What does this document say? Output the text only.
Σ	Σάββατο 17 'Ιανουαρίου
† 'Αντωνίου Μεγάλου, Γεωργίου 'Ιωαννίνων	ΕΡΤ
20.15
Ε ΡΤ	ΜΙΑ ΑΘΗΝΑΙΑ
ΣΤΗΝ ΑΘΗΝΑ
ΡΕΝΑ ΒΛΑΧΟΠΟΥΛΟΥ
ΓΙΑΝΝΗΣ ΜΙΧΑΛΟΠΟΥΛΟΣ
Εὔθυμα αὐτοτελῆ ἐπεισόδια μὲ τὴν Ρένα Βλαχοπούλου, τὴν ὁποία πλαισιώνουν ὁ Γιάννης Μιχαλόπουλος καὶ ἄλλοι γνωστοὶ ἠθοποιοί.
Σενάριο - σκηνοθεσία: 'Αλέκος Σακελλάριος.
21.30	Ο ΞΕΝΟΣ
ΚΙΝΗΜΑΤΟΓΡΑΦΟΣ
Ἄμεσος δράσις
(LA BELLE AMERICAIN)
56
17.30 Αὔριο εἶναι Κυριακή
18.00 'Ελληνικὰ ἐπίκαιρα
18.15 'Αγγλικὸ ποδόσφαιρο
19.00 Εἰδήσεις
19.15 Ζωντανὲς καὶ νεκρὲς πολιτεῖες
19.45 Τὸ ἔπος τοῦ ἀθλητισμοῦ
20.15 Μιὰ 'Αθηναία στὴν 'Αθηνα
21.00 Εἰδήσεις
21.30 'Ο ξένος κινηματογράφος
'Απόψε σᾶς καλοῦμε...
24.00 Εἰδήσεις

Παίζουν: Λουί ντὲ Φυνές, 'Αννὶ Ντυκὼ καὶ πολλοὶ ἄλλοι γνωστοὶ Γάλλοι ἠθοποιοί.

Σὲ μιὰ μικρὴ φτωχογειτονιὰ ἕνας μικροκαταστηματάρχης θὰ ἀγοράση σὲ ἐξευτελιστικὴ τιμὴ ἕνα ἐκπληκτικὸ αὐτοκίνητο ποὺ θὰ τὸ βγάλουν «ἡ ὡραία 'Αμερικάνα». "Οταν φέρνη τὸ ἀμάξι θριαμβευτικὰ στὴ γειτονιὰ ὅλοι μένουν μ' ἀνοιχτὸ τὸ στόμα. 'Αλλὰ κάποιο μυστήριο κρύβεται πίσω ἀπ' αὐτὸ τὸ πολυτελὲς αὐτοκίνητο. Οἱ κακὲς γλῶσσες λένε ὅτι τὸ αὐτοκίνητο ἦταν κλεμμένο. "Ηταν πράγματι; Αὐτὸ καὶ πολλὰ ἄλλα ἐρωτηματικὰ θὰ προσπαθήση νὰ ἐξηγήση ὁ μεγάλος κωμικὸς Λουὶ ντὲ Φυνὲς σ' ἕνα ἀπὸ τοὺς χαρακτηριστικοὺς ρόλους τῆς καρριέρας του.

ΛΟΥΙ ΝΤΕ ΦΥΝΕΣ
=-=-=-=-=
◆ **Task description**:
Copy out every line of the data above, exactly as given.

◆ **Exercise answer**:
What does this document say? Output the text only.
Σ	Σάββατο 17 'Ιανουαρίου
† 'Αντωνίου Μεγάλου, Γεωργίου 'Ιωαννίνων	ΕΡΤ
20.15
Ε ΡΤ	ΜΙΑ ΑΘΗΝΑΙΑ
ΣΤΗΝ ΑΘΗΝΑ
ΡΕΝΑ ΒΛΑΧΟΠΟΥΛΟΥ
ΓΙΑΝΝΗΣ ΜΙΧΑΛΟΠΟΥΛΟΣ
Εὔθυμα αὐτοτελῆ ἐπεισόδια μὲ τὴν Ρένα Βλαχοπούλου, τὴν ὁποία πλαισιώνουν ὁ Γιάννης Μιχαλόπουλος καὶ ἄλλοι γνωστοὶ ἠθοποιοί.
Σενάριο - σκηνοθεσία: 'Αλέκος Σακελλάριος.
21.30	Ο ΞΕΝΟΣ
ΚΙΝΗΜΑΤΟΓΡΑΦΟΣ
Ἄμεσος δράσις
(LA BELLE AMERICAIN)
56
17.30 Αὔριο εἶναι Κυριακή
18.00 'Ελληνικὰ ἐπίκαιρα
18.15 'Αγγλικὸ ποδόσφαιρο
19.00 Εἰδήσεις
19.15 Ζωντανὲς καὶ νεκρὲς πολιτεῖες
19.45 Τὸ ἔπος τοῦ ἀθλητισμοῦ
20.15 Μιὰ 'Αθηναία στὴν 'Αθηνα
21.00 Εἰδήσεις
21.30 'Ο ξένος κινηματογράφος
'Απόψε σᾶς καλοῦμε...
24.00 Εἰδήσεις

Παίζουν: Λουί ντὲ Φυνές, 'Αννὶ Ντυκὼ καὶ πολλοὶ ἄλλοι γνωστοὶ Γάλλοι ἠθοποιοί.

Σὲ μιὰ μικρὴ φτωχογειτονιὰ ἕνας μικροκαταστηματάρχης θὰ ἀγοράση σὲ ἐξευτελιστικὴ τιμὴ ἕνα ἐκπληκτικὸ αὐτοκίνητο ποὺ θὰ τὸ βγάλουν «ἡ ὡραία 'Αμερικάνα». "Οταν φέρνη τὸ ἀμάξι θριαμβευτικὰ στὴ γειτονιὰ ὅλοι μένουν μ' ἀνοιχτὸ τὸ στόμα. 'Αλλὰ κάποιο μυστήριο κρύβεται πίσω ἀπ' αὐτὸ τὸ πολυτελὲς αὐτοκίνητο. Οἱ κακὲς γλῶσσες λένε ὅτι τὸ αὐτοκίνητο ἦταν κλεμμένο. "Ηταν πράγματι; Αὐτὸ καὶ πολλὰ ἄλλα ἐρωτηματικὰ θὰ προσπαθήση νὰ ἐξηγήση ὁ μεγάλος κωμικὸς Λουὶ ντὲ Φυνὲς σ' ἕνα ἀπὸ τοὺς χαρακτηριστικοὺς ρόλους τῆς καρριέρας του.

ΛΟΥΙ ΝΤΕ ΦΥΝΕΣ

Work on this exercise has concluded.